>>>>>
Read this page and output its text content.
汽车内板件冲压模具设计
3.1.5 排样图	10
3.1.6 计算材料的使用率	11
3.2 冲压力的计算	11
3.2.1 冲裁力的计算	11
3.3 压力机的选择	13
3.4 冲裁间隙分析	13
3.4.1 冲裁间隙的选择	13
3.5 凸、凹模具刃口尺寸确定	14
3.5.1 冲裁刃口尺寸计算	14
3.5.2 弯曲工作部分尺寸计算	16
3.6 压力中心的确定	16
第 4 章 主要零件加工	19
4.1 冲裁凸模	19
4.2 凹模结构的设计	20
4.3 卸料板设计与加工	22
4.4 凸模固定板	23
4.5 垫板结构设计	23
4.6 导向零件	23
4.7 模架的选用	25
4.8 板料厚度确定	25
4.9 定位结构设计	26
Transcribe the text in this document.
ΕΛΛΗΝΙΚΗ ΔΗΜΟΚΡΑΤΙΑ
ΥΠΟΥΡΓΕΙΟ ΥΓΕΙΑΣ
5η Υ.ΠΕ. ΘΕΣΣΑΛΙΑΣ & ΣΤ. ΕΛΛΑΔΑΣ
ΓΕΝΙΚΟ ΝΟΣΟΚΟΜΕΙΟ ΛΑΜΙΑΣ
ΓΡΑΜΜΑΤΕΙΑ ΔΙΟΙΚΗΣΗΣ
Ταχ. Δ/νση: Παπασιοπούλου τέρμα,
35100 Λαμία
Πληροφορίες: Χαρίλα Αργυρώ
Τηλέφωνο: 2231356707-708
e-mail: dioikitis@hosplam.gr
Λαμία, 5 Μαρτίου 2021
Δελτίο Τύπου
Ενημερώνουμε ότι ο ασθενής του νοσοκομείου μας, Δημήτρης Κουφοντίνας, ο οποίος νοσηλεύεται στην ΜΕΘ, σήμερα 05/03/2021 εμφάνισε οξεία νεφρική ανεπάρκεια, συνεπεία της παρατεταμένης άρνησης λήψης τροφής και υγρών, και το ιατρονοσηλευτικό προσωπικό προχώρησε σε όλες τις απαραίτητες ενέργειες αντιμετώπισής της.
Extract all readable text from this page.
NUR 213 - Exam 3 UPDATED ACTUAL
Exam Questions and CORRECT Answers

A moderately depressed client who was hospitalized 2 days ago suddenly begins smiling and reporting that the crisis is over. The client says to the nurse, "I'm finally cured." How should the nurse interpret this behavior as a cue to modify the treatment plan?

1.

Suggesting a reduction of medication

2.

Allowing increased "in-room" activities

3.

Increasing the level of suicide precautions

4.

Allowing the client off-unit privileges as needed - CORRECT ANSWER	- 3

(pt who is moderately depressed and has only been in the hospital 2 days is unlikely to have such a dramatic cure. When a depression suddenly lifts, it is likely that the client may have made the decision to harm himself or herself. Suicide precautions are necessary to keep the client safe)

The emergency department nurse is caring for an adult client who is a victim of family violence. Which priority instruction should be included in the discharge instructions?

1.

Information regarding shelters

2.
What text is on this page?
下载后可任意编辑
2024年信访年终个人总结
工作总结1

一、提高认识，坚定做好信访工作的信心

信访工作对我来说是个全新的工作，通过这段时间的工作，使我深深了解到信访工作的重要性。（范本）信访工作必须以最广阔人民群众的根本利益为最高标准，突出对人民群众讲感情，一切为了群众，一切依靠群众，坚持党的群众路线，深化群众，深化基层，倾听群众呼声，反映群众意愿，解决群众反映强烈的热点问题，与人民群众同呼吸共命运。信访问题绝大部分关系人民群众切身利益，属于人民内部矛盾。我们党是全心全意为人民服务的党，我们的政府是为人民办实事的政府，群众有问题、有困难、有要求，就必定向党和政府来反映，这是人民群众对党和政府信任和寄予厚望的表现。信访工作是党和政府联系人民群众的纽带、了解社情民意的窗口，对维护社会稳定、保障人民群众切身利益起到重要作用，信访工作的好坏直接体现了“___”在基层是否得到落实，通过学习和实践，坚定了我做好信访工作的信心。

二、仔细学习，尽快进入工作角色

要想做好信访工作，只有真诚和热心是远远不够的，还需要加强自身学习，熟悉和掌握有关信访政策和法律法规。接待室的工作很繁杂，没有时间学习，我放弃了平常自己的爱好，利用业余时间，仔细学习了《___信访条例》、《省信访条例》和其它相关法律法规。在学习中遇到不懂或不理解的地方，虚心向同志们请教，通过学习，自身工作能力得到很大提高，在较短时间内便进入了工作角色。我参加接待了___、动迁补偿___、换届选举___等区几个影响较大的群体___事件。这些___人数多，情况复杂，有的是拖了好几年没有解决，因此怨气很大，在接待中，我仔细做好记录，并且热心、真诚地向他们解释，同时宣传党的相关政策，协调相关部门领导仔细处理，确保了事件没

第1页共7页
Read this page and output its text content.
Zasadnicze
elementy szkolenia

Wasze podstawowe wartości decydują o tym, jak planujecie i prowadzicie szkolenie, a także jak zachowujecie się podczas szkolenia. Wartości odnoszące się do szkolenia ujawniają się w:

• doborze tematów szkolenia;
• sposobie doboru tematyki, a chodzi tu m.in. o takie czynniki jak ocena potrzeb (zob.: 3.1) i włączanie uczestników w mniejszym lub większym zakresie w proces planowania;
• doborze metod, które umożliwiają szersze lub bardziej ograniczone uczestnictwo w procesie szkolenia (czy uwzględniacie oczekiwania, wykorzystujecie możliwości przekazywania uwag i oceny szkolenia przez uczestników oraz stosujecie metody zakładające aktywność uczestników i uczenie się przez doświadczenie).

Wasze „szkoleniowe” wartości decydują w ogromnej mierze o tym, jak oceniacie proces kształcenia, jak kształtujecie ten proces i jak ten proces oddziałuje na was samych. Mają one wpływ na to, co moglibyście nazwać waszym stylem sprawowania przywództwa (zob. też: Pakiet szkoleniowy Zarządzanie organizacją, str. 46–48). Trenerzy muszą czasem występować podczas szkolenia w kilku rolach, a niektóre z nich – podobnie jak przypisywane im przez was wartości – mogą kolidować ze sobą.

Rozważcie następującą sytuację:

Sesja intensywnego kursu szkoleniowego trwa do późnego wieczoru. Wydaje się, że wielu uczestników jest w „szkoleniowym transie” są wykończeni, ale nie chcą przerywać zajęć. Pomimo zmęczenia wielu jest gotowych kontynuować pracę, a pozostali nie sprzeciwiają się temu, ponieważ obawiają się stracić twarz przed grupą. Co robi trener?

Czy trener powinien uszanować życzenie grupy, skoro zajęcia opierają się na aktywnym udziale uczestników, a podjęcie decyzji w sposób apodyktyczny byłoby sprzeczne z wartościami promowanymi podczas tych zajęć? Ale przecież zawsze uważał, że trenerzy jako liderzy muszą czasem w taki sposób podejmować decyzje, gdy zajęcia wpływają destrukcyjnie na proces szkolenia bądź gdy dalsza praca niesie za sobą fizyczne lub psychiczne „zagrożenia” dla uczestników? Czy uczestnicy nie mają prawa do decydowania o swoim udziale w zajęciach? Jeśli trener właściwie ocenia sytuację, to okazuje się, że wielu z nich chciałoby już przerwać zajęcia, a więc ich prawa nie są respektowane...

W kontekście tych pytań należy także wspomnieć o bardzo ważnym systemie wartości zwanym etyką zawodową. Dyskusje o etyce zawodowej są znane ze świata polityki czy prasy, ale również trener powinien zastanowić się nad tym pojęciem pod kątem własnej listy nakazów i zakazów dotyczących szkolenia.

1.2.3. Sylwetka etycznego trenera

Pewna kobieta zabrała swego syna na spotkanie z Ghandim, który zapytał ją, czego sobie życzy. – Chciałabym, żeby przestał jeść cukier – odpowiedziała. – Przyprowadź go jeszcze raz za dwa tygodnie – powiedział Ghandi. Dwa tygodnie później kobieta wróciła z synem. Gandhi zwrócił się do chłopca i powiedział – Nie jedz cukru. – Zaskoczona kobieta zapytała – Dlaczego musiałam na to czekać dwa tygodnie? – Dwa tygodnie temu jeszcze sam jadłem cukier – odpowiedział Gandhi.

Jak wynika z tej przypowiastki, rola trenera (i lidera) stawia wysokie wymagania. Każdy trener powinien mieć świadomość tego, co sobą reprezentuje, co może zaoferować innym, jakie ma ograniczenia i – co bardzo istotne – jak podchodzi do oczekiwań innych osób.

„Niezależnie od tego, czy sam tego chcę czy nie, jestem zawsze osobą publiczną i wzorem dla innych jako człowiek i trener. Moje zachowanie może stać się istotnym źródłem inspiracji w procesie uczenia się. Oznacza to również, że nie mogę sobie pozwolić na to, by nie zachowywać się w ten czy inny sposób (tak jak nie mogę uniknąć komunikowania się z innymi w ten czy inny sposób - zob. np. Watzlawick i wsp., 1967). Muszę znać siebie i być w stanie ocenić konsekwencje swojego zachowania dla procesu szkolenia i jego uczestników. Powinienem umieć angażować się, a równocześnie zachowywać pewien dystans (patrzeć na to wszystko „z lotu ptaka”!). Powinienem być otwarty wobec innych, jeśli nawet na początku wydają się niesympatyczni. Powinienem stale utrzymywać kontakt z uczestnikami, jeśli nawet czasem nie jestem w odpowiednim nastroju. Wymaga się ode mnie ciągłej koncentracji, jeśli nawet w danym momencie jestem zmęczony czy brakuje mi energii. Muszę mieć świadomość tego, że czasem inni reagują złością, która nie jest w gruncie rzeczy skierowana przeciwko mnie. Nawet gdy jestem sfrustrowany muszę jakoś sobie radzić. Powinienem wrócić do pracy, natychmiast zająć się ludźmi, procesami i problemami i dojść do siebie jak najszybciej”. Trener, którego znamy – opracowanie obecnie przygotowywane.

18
<<<<<
## Objective
List every line above that contains the word "Exam".

## Problem solution
NUR 213 - Exam 3 UPDATED ACTUAL
Exam Questions and CORRECT Answers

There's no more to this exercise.